TASK INSTRUCTIONS: Send back the records in full, character for character.

-- START OF STORED ROWS --

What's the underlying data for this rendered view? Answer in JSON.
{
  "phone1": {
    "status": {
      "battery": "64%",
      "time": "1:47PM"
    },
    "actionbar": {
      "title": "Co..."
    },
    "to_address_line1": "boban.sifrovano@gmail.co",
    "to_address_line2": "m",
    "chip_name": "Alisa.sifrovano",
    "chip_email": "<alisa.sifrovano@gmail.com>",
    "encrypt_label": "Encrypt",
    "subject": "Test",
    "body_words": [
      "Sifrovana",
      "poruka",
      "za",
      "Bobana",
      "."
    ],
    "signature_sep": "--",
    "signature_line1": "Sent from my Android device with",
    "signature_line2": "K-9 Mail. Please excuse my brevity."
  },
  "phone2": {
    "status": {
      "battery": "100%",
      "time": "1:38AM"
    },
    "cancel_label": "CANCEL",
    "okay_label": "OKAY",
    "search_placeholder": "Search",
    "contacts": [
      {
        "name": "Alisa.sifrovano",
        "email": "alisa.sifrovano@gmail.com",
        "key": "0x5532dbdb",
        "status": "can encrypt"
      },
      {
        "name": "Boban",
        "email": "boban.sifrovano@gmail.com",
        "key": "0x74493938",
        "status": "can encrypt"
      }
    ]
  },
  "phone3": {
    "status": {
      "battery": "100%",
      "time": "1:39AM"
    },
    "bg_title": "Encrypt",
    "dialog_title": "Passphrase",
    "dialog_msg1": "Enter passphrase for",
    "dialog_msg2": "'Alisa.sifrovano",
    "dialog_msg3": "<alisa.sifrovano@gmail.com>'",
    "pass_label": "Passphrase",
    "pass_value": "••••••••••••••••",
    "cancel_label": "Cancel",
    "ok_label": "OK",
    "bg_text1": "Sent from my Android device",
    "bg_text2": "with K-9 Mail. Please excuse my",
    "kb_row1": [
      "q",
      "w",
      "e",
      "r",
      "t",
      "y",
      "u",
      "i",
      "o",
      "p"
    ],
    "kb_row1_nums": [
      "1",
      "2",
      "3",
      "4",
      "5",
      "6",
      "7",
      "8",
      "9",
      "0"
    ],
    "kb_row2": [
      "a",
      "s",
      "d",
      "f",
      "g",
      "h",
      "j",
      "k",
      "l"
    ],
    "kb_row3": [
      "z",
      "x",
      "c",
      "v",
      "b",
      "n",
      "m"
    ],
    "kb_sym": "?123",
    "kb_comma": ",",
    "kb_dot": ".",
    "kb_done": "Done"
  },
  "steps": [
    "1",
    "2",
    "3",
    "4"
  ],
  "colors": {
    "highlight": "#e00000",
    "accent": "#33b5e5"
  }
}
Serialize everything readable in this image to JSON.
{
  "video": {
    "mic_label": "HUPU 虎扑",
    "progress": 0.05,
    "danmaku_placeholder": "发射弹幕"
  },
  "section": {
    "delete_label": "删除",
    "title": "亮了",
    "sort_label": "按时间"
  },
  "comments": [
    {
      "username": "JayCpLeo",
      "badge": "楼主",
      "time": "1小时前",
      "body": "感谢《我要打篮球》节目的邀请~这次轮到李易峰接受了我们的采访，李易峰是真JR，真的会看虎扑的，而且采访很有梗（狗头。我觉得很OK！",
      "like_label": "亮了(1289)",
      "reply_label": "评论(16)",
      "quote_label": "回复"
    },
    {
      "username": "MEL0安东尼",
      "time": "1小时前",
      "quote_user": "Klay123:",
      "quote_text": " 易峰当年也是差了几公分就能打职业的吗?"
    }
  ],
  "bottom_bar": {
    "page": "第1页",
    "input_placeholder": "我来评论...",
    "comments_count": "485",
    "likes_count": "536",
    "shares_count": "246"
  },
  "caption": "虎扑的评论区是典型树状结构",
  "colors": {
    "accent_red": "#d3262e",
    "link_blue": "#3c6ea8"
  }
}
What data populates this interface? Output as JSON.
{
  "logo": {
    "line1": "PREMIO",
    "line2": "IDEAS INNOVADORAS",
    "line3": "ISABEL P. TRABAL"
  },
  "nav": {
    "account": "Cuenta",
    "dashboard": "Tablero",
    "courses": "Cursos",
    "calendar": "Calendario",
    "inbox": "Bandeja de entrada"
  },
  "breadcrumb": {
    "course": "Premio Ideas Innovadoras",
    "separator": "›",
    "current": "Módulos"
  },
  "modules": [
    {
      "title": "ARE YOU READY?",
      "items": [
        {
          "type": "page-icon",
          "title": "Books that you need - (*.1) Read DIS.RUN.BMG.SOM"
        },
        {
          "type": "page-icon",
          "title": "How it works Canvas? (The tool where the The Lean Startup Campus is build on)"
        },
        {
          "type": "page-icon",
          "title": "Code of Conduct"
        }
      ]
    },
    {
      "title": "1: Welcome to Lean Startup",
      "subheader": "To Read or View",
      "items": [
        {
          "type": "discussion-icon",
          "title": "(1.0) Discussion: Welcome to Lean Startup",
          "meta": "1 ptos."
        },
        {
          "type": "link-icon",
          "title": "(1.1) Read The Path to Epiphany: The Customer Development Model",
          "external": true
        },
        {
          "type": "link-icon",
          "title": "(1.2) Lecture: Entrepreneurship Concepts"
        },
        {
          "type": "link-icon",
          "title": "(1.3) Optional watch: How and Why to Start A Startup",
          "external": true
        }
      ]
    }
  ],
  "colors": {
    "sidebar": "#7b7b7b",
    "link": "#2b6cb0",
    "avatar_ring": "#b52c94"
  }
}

-- END OF STORED ROWS --

ANSWER TO THE EXERCISE:
What's the underlying data for this rendered view? Answer in JSON.
{
  "phone1": {
    "status": {
      "battery": "64%",
      "time": "1:47PM"
    },
    "actionbar": {
      "title": "Co..."
    },
    "to_address_line1": "boban.sifrovano@gmail.co",
    "to_address_line2": "m",
    "chip_name": "Alisa.sifrovano",
    "chip_email": "<alisa.sifrovano@gmail.com>",
    "encrypt_label": "Encrypt",
    "subject": "Test",
    "body_words": [
      "Sifrovana",
      "poruka",
      "za",
      "Bobana",
      "."
    ],
    "signature_sep": "--",
    "signature_line1": "Sent from my Android device with",
    "signature_line2": "K-9 Mail. Please excuse my brevity."
  },
  "phone2": {
    "status": {
      "battery": "100%",
      "time": "1:38AM"
    },
    "cancel_label": "CANCEL",
    "okay_label": "OKAY",
    "search_placeholder": "Search",
    "contacts": [
      {
        "name": "Alisa.sifrovano",
        "email": "alisa.sifrovano@gmail.com",
        "key": "0x5532dbdb",
        "status": "can encrypt"
      },
      {
        "name": "Boban",
        "email": "boban.sifrovano@gmail.com",
        "key": "0x74493938",
        "status": "can encrypt"
      }
    ]
  },
  "phone3": {
    "status": {
      "battery": "100%",
      "time": "1:39AM"
    },
    "bg_title": "Encrypt",
    "dialog_title": "Passphrase",
    "dialog_msg1": "Enter passphrase for",
    "dialog_msg2": "'Alisa.sifrovano",
    "dialog_msg3": "<alisa.sifrovano@gmail.com>'",
    "pass_label": "Passphrase",
    "pass_value": "••••••••••••••••",
    "cancel_label": "Cancel",
    "ok_label": "OK",
    "bg_text1": "Sent from my Android device",
    "bg_text2": "with K-9 Mail. Please excuse my",
    "kb_row1": [
      "q",
      "w",
      "e",
      "r",
      "t",
      "y",
      "u",
      "i",
      "o",
      "p"
    ],
    "kb_row1_nums": [
      "1",
      "2",
      "3",
      "4",
      "5",
      "6",
      "7",
      "8",
      "9",
      "0"
    ],
    "kb_row2": [
      "a",
      "s",
      "d",
      "f",
      "g",
      "h",
      "j",
      "k",
      "l"
    ],
    "kb_row3": [
      "z",
      "x",
      "c",
      "v",
      "b",
      "n",
      "m"
    ],
    "kb_sym": "?123",
    "kb_comma": ",",
    "kb_dot": ".",
    "kb_done": "Done"
  },
  "steps": [
    "1",
    "2",
    "3",
    "4"
  ],
  "colors": {
    "highlight": "#e00000",
    "accent": "#33b5e5"
  }
}
Serialize everything readable in this image to JSON.
{
  "video": {
    "mic_label": "HUPU 虎扑",
    "progress": 0.05,
    "danmaku_placeholder": "发射弹幕"
  },
  "section": {
    "delete_label": "删除",
    "title": "亮了",
    "sort_label": "按时间"
  },
  "comments": [
    {
      "username": "JayCpLeo",
      "badge": "楼主",
      "time": "1小时前",
      "body": "感谢《我要打篮球》节目的邀请~这次轮到李易峰接受了我们的采访，李易峰是真JR，真的会看虎扑的，而且采访很有梗（狗头。我觉得很OK！",
      "like_label": "亮了(1289)",
      "reply_label": "评论(16)",
      "quote_label": "回复"
    },
    {
      "username": "MEL0安东尼",
      "time": "1小时前",
      "quote_user": "Klay123:",
      "quote_text": " 易峰当年也是差了几公分就能打职业的吗?"
    }
  ],
  "bottom_bar": {
    "page": "第1页",
    "input_placeholder": "我来评论...",
    "comments_count": "485",
    "likes_count": "536",
    "shares_count": "246"
  },
  "caption": "虎扑的评论区是典型树状结构",
  "colors": {
    "accent_red": "#d3262e",
    "link_blue": "#3c6ea8"
  }
}
What data populates this interface? Output as JSON.
{
  "logo": {
    "line1": "PREMIO",
    "line2": "IDEAS INNOVADORAS",
    "line3": "ISABEL P. TRABAL"
  },
  "nav": {
    "account": "Cuenta",
    "dashboard": "Tablero",
    "courses": "Cursos",
    "calendar": "Calendario",
    "inbox": "Bandeja de entrada"
  },
  "breadcrumb": {
    "course": "Premio Ideas Innovadoras",
    "separator": "›",
    "current": "Módulos"
  },
  "modules": [
    {
      "title": "ARE YOU READY?",
      "items": [
        {
          "type": "page-icon",
          "title": "Books that you need - (*.1) Read DIS.RUN.BMG.SOM"
        },
        {
          "type": "page-icon",
          "title": "How it works Canvas? (The tool where the The Lean Startup Campus is build on)"
        },
        {
          "type": "page-icon",
          "title": "Code of Conduct"
        }
      ]
    },
    {
      "title": "1: Welcome to Lean Startup",
      "subheader": "To Read or View",
      "items": [
        {
          "type": "discussion-icon",
          "title": "(1.0) Discussion: Welcome to Lean Startup",
          "meta": "1 ptos."
        },
        {
          "type": "link-icon",
          "title": "(1.1) Read The Path to Epiphany: The Customer Development Model",
          "external": true
        },
        {
          "type": "link-icon",
          "title": "(1.2) Lecture: Entrepreneurship Concepts"
        },
        {
          "type": "link-icon",
          "title": "(1.3) Optional watch: How and Why to Start A Startup",
          "external": true
        }
      ]
    }
  ],
  "colors": {
    "sidebar": "#7b7b7b",
    "link": "#2b6cb0",
    "avatar_ring": "#b52c94"
  }
}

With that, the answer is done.